— start Provided records —

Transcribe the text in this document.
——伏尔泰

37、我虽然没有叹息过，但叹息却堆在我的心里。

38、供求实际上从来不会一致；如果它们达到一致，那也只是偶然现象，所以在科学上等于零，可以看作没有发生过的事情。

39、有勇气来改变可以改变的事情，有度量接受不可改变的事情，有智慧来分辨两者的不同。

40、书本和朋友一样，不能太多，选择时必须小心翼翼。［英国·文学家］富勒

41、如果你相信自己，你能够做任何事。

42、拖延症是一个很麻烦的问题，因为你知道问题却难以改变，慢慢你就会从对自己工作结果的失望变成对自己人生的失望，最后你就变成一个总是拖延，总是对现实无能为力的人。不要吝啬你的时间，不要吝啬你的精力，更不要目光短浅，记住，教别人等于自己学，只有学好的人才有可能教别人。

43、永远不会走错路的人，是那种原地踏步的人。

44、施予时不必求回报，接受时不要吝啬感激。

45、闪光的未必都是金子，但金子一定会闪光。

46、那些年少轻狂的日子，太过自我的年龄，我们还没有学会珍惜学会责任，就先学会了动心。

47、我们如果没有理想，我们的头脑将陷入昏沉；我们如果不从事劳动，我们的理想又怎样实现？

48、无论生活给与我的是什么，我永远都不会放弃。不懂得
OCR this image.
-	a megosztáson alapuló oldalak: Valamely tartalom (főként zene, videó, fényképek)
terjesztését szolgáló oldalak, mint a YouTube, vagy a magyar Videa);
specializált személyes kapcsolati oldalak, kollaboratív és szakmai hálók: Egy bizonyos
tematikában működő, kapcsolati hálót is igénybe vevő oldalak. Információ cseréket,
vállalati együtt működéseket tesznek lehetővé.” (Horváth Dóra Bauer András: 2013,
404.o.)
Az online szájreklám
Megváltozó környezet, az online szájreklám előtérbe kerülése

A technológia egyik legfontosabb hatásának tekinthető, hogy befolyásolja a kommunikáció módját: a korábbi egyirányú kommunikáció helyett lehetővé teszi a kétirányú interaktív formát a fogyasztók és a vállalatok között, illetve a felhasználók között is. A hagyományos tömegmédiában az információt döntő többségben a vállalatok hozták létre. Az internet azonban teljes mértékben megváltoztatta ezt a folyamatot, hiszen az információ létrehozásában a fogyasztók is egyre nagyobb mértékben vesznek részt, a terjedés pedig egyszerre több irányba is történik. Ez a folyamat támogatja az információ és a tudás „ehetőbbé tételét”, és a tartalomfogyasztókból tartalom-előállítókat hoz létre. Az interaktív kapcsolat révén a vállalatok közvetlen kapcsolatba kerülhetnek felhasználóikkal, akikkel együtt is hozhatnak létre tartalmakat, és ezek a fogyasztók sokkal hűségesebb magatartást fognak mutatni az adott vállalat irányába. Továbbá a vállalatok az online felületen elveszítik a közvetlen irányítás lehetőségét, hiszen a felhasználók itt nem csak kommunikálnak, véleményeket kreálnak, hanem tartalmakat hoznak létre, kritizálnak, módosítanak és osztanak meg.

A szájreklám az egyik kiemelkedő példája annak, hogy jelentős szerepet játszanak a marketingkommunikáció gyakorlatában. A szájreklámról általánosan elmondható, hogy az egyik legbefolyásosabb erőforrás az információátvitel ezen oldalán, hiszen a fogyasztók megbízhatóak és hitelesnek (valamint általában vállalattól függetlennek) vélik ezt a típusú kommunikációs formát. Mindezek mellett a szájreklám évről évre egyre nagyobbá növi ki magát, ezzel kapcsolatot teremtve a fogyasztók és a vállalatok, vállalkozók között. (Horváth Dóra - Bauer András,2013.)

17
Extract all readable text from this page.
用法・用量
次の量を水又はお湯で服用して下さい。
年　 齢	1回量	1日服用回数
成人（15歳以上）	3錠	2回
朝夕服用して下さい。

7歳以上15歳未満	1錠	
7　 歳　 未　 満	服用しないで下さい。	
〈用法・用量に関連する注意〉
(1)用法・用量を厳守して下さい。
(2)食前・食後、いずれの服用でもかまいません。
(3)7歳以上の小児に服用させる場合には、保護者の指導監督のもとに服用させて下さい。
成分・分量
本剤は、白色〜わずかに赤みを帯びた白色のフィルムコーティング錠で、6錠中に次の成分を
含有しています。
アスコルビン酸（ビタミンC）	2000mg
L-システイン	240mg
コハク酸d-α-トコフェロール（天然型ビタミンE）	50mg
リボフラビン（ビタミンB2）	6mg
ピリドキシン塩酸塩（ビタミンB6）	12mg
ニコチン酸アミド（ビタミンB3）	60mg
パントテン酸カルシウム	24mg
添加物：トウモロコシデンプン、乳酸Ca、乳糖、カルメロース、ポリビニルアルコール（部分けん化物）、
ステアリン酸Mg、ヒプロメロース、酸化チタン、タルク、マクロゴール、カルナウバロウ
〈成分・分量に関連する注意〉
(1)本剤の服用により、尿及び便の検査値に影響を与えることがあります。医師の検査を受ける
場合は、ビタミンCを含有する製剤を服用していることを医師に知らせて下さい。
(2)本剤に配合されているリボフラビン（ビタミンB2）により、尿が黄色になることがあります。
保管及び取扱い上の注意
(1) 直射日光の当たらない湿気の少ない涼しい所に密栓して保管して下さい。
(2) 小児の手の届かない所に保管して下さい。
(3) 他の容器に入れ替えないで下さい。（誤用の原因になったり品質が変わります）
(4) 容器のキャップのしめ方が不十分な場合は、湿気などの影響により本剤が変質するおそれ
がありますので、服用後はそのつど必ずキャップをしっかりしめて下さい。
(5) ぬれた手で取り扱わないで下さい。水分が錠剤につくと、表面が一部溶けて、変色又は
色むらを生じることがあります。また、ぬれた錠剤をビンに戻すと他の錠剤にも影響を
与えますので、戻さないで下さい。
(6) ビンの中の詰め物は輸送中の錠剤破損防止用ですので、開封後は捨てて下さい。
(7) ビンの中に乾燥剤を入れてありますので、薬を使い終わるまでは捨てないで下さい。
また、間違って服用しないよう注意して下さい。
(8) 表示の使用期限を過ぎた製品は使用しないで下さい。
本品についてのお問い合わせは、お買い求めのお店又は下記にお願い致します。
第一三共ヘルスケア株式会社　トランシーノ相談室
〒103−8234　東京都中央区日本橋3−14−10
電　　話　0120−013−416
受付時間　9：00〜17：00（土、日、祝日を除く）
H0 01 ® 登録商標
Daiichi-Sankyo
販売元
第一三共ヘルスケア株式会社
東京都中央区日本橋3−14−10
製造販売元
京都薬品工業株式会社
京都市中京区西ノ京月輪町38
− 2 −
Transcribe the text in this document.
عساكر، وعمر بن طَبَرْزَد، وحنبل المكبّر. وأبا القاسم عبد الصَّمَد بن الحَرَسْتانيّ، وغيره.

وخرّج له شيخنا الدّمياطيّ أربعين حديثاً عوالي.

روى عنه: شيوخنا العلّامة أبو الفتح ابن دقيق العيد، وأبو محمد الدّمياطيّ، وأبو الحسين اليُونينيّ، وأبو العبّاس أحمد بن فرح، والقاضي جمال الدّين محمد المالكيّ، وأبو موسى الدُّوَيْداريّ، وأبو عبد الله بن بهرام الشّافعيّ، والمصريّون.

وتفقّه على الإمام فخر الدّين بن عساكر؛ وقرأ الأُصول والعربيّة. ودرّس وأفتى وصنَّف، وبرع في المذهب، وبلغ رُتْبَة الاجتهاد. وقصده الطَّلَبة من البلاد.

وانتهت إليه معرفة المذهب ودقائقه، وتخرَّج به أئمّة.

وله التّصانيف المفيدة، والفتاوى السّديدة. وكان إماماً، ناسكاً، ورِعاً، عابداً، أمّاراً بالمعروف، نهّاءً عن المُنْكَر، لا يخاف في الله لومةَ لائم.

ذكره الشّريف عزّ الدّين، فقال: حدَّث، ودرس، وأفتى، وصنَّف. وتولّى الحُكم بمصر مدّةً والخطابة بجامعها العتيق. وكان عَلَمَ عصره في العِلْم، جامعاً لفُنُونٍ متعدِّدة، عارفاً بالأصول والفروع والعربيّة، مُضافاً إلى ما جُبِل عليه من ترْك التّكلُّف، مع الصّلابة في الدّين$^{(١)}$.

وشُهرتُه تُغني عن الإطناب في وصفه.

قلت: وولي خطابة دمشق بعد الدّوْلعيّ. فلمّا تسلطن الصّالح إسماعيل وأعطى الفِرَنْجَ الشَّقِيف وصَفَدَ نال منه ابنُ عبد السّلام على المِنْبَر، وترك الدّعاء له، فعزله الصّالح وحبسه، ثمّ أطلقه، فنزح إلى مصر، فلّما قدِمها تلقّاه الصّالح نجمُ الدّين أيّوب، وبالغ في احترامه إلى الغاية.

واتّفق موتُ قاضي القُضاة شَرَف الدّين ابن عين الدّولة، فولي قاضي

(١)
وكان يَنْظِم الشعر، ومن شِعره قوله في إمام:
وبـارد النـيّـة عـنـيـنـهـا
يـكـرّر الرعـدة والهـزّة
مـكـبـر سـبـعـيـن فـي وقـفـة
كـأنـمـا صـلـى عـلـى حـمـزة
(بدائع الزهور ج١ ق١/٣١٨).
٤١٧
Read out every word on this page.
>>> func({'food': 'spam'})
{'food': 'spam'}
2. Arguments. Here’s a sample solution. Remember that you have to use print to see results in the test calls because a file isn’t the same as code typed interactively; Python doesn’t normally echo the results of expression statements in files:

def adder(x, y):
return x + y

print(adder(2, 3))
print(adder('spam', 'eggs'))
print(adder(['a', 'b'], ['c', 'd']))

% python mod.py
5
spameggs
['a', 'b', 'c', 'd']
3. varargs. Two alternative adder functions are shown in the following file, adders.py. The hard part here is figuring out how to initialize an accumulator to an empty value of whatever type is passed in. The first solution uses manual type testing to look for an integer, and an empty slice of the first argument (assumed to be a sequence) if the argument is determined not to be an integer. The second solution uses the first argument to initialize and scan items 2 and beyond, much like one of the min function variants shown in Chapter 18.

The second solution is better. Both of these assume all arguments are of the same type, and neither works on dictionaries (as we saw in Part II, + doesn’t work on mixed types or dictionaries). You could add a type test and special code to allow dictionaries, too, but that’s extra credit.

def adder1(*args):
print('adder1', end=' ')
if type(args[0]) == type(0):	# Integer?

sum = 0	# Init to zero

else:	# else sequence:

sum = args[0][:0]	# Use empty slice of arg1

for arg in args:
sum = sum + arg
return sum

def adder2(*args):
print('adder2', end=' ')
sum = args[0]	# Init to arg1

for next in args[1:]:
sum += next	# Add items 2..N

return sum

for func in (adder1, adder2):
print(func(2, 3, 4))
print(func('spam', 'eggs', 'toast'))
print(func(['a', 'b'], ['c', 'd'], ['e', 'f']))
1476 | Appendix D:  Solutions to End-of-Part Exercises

— end Provided records —

▶ **Your objective**: Scan the data above; copy every line where "Bauer" appears.

▶ **Response to the task**:
vállalati együtt működéseket tesznek lehetővé.” (Horváth Dóra Bauer András: 2013,
A szájreklám az egyik kiemelkedő példája annak, hogy jelentős szerepet játszanak a marketingkommunikáció gyakorlatában. A szájreklámról általánosan elmondható, hogy az egyik legbefolyásosabb erőforrás az információátvitel ezen oldalán, hiszen a fogyasztók megbízhatóak és hitelesnek (valamint általában vállalattól függetlennek) vélik ezt a típusú kommunikációs formát. Mindezek mellett a szájreklám évről évre egyre nagyobbá növi ki magát, ezzel kapcsolatot teremtve a fogyasztók és a vállalatok, vállalkozók között. (Horváth Dóra - Bauer András,2013.)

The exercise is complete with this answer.